==== Provided records ====

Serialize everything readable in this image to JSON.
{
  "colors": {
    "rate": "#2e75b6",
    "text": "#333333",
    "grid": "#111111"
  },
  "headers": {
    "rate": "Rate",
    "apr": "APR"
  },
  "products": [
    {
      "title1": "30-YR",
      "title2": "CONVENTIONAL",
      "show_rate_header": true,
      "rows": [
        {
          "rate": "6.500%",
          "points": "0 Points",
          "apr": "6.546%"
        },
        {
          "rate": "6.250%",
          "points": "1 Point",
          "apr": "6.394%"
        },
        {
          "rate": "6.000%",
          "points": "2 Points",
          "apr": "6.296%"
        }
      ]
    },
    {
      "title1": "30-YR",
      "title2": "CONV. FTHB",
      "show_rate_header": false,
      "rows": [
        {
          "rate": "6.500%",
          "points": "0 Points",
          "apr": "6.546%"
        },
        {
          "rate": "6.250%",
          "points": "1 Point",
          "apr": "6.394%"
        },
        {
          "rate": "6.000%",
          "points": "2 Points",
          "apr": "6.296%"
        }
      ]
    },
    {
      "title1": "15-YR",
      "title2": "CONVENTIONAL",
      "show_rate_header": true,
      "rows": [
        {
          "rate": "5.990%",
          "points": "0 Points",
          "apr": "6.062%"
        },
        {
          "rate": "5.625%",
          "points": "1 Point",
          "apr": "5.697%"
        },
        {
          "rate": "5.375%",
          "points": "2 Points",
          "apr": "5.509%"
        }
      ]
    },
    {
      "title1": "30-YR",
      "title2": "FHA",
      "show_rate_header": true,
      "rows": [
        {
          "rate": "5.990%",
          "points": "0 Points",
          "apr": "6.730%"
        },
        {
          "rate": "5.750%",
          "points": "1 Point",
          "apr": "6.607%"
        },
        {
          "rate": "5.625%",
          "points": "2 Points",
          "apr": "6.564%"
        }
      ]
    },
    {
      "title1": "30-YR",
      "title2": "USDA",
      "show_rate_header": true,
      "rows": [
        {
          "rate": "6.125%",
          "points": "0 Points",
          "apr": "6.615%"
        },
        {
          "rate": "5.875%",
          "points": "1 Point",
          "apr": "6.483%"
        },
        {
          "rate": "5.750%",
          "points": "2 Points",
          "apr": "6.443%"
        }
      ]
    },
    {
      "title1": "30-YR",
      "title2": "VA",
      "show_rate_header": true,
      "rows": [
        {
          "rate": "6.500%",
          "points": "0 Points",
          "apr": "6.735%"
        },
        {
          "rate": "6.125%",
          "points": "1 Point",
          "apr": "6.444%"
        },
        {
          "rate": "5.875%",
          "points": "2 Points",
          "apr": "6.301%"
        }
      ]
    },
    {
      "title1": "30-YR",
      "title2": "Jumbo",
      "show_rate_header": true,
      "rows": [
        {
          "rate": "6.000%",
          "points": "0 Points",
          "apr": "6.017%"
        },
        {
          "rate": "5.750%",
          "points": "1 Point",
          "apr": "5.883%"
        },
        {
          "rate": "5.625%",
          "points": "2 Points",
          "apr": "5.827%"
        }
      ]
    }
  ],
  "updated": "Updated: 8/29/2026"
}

====

» **Task directions**:
Reproduce all of the records exactly.

» **Completed task**:
Serialize everything readable in this image to JSON.
{
  "colors": {
    "rate": "#2e75b6",
    "text": "#333333",
    "grid": "#111111"
  },
  "headers": {
    "rate": "Rate",
    "apr": "APR"
  },
  "products": [
    {
      "title1": "30-YR",
      "title2": "CONVENTIONAL",
      "show_rate_header": true,
      "rows": [
        {
          "rate": "6.500%",
          "points": "0 Points",
          "apr": "6.546%"
        },
        {
          "rate": "6.250%",
          "points": "1 Point",
          "apr": "6.394%"
        },
        {
          "rate": "6.000%",
          "points": "2 Points",
          "apr": "6.296%"
        }
      ]
    },
    {
      "title1": "30-YR",
      "title2": "CONV. FTHB",
      "show_rate_header": false,
      "rows": [
        {
          "rate": "6.500%",
          "points": "0 Points",
          "apr": "6.546%"
        },
        {
          "rate": "6.250%",
          "points": "1 Point",
          "apr": "6.394%"
        },
        {
          "rate": "6.000%",
          "points": "2 Points",
          "apr": "6.296%"
        }
      ]
    },
    {
      "title1": "15-YR",
      "title2": "CONVENTIONAL",
      "show_rate_header": true,
      "rows": [
        {
          "rate": "5.990%",
          "points": "0 Points",
          "apr": "6.062%"
        },
        {
          "rate": "5.625%",
          "points": "1 Point",
          "apr": "5.697%"
        },
        {
          "rate": "5.375%",
          "points": "2 Points",
          "apr": "5.509%"
        }
      ]
    },
    {
      "title1": "30-YR",
      "title2": "FHA",
      "show_rate_header": true,
      "rows": [
        {
          "rate": "5.990%",
          "points": "0 Points",
          "apr": "6.730%"
        },
        {
          "rate": "5.750%",
          "points": "1 Point",
          "apr": "6.607%"
        },
        {
          "rate": "5.625%",
          "points": "2 Points",
          "apr": "6.564%"
        }
      ]
    },
    {
      "title1": "30-YR",
      "title2": "USDA",
      "show_rate_header": true,
      "rows": [
        {
          "rate": "6.125%",
          "points": "0 Points",
          "apr": "6.615%"
        },
        {
          "rate": "5.875%",
          "points": "1 Point",
          "apr": "6.483%"
        },
        {
          "rate": "5.750%",
          "points": "2 Points",
          "apr": "6.443%"
        }
      ]
    },
    {
      "title1": "30-YR",
      "title2": "VA",
      "show_rate_header": true,
      "rows": [
        {
          "rate": "6.500%",
          "points": "0 Points",
          "apr": "6.735%"
        },
        {
          "rate": "6.125%",
          "points": "1 Point",
          "apr": "6.444%"
        },
        {
          "rate": "5.875%",
          "points": "2 Points",
          "apr": "6.301%"
        }
      ]
    },
    {
      "title1": "30-YR",
      "title2": "Jumbo",
      "show_rate_header": true,
      "rows": [
        {
          "rate": "6.000%",
          "points": "0 Points",
          "apr": "6.017%"
        },
        {
          "rate": "5.750%",
          "points": "1 Point",
          "apr": "5.883%"
        },
        {
          "rate": "5.625%",
          "points": "2 Points",
          "apr": "5.827%"
        }
      ]
    }
  ],
  "updated": "Updated: 8/29/2026"
}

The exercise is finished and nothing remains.